▶ **Short problem**: What lines of the data hold the string "label"? Pull each one out.

───── Data lines

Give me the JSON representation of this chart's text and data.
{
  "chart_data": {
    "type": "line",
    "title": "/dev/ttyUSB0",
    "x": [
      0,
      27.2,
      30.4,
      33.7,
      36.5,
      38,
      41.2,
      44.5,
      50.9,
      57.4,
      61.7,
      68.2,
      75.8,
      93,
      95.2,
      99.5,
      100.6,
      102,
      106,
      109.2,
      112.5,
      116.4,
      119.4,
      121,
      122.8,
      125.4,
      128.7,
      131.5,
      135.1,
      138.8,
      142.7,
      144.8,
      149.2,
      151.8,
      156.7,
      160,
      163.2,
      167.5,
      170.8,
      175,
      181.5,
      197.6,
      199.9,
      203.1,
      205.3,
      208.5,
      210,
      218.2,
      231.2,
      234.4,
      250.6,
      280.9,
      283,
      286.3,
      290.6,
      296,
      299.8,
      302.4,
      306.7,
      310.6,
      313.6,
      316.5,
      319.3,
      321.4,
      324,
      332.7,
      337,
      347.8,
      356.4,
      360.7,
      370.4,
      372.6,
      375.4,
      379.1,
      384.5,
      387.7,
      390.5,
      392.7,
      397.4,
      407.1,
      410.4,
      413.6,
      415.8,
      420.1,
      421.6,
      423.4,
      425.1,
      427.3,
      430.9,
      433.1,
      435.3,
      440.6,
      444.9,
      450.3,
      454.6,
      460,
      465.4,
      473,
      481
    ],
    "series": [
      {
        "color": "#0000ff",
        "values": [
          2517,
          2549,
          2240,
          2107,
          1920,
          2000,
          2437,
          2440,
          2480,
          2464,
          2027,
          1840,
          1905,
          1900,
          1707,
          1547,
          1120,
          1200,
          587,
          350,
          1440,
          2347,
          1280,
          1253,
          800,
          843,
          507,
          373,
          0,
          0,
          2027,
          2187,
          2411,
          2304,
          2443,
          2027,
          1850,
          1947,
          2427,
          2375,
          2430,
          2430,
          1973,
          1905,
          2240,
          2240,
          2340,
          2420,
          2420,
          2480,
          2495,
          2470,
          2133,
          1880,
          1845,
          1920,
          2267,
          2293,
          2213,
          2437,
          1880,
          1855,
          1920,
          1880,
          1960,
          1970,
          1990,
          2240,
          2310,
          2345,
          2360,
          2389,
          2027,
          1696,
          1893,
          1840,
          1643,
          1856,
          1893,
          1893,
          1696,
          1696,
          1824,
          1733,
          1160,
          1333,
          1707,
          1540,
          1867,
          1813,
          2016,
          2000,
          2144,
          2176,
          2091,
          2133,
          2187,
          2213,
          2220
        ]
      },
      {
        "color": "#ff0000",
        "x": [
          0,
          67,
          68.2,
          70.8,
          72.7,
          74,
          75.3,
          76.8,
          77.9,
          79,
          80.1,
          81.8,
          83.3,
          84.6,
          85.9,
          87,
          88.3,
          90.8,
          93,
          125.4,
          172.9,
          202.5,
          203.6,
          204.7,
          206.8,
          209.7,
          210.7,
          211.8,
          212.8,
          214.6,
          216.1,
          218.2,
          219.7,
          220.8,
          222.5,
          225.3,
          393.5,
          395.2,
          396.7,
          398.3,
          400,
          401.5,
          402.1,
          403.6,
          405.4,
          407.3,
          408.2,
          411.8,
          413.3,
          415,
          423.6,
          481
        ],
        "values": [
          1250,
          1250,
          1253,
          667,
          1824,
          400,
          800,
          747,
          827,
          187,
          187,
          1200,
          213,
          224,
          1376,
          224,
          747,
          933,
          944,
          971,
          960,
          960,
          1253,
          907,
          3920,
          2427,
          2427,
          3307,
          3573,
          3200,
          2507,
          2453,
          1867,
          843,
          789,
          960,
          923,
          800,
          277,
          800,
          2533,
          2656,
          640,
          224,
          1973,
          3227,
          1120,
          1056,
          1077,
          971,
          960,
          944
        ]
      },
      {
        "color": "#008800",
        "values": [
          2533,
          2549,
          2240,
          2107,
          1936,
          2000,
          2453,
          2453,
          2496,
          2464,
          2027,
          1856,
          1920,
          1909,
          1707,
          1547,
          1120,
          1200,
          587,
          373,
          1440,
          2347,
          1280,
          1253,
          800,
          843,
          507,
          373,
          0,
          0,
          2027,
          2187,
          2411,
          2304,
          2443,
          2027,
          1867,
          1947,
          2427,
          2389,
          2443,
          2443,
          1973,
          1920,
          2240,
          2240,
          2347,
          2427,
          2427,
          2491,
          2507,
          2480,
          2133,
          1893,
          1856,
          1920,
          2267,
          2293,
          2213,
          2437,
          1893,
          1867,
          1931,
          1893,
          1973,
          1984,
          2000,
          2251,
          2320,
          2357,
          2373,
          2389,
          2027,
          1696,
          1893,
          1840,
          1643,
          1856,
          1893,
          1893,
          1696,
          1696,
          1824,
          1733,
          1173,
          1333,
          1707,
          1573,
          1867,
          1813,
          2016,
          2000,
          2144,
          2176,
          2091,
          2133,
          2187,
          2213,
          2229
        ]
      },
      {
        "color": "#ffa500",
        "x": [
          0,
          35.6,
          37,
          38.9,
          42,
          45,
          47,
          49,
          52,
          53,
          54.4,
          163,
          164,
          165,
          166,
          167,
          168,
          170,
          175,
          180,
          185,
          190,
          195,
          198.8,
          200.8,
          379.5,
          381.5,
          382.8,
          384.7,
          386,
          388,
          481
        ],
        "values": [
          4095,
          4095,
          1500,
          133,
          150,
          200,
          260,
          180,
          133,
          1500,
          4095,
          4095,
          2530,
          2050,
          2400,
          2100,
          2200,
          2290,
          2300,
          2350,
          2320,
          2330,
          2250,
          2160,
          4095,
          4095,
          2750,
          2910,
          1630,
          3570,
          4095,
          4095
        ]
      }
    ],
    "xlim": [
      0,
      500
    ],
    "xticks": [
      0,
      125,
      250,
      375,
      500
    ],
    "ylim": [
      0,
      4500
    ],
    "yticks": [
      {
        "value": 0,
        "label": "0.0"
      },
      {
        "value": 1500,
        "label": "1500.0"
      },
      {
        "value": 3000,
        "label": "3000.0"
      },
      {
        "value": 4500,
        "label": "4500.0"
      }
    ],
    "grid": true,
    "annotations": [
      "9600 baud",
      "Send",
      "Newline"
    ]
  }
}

──────────

▶ **Result**:
        "label": "0.0"
        "label": "1500.0"
        "label": "3000.0"
        "label": "4500.0"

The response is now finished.